◆ PROVIDED MATERIAL
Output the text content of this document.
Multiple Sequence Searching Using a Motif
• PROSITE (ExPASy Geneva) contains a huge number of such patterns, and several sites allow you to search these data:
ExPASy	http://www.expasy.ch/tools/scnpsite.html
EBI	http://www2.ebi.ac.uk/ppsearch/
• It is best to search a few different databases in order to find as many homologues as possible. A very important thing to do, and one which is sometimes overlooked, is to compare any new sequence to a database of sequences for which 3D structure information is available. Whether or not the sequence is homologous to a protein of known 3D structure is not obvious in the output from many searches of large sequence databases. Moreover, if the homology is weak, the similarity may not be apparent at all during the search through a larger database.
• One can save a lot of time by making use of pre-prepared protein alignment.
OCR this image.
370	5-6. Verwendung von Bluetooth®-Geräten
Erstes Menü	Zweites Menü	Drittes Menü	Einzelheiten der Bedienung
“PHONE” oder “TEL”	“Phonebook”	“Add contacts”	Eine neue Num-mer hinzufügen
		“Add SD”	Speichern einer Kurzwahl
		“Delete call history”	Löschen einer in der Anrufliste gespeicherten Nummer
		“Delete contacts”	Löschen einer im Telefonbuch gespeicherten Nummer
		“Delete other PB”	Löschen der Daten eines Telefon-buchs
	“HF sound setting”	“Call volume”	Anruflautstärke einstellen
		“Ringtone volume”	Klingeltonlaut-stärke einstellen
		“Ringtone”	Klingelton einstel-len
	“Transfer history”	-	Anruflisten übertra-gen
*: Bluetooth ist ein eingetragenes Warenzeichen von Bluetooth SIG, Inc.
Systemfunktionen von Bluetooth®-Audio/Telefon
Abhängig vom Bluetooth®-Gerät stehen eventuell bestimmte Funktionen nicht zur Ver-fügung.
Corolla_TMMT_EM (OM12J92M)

◆ EXERCISE DETAILS
All entries are to be output exactly as they stand.

◆ OUTPUT BELOW
Output the text content of this document.
Multiple Sequence Searching Using a Motif
• PROSITE (ExPASy Geneva) contains a huge number of such patterns, and several sites allow you to search these data:
ExPASy	http://www.expasy.ch/tools/scnpsite.html
EBI	http://www2.ebi.ac.uk/ppsearch/
• It is best to search a few different databases in order to find as many homologues as possible. A very important thing to do, and one which is sometimes overlooked, is to compare any new sequence to a database of sequences for which 3D structure information is available. Whether or not the sequence is homologous to a protein of known 3D structure is not obvious in the output from many searches of large sequence databases. Moreover, if the homology is weak, the similarity may not be apparent at all during the search through a larger database.
• One can save a lot of time by making use of pre-prepared protein alignment.
OCR this image.
370	5-6. Verwendung von Bluetooth®-Geräten
Erstes Menü	Zweites Menü	Drittes Menü	Einzelheiten der Bedienung
“PHONE” oder “TEL”	“Phonebook”	“Add contacts”	Eine neue Num-mer hinzufügen
		“Add SD”	Speichern einer Kurzwahl
		“Delete call history”	Löschen einer in der Anrufliste gespeicherten Nummer
		“Delete contacts”	Löschen einer im Telefonbuch gespeicherten Nummer
		“Delete other PB”	Löschen der Daten eines Telefon-buchs
	“HF sound setting”	“Call volume”	Anruflautstärke einstellen
		“Ringtone volume”	Klingeltonlaut-stärke einstellen
		“Ringtone”	Klingelton einstel-len
	“Transfer history”	-	Anruflisten übertra-gen
*: Bluetooth ist ein eingetragenes Warenzeichen von Bluetooth SIG, Inc.
Systemfunktionen von Bluetooth®-Audio/Telefon
Abhängig vom Bluetooth®-Gerät stehen eventuell bestimmte Funktionen nicht zur Ver-fügung.
Corolla_TMMT_EM (OM12J92M)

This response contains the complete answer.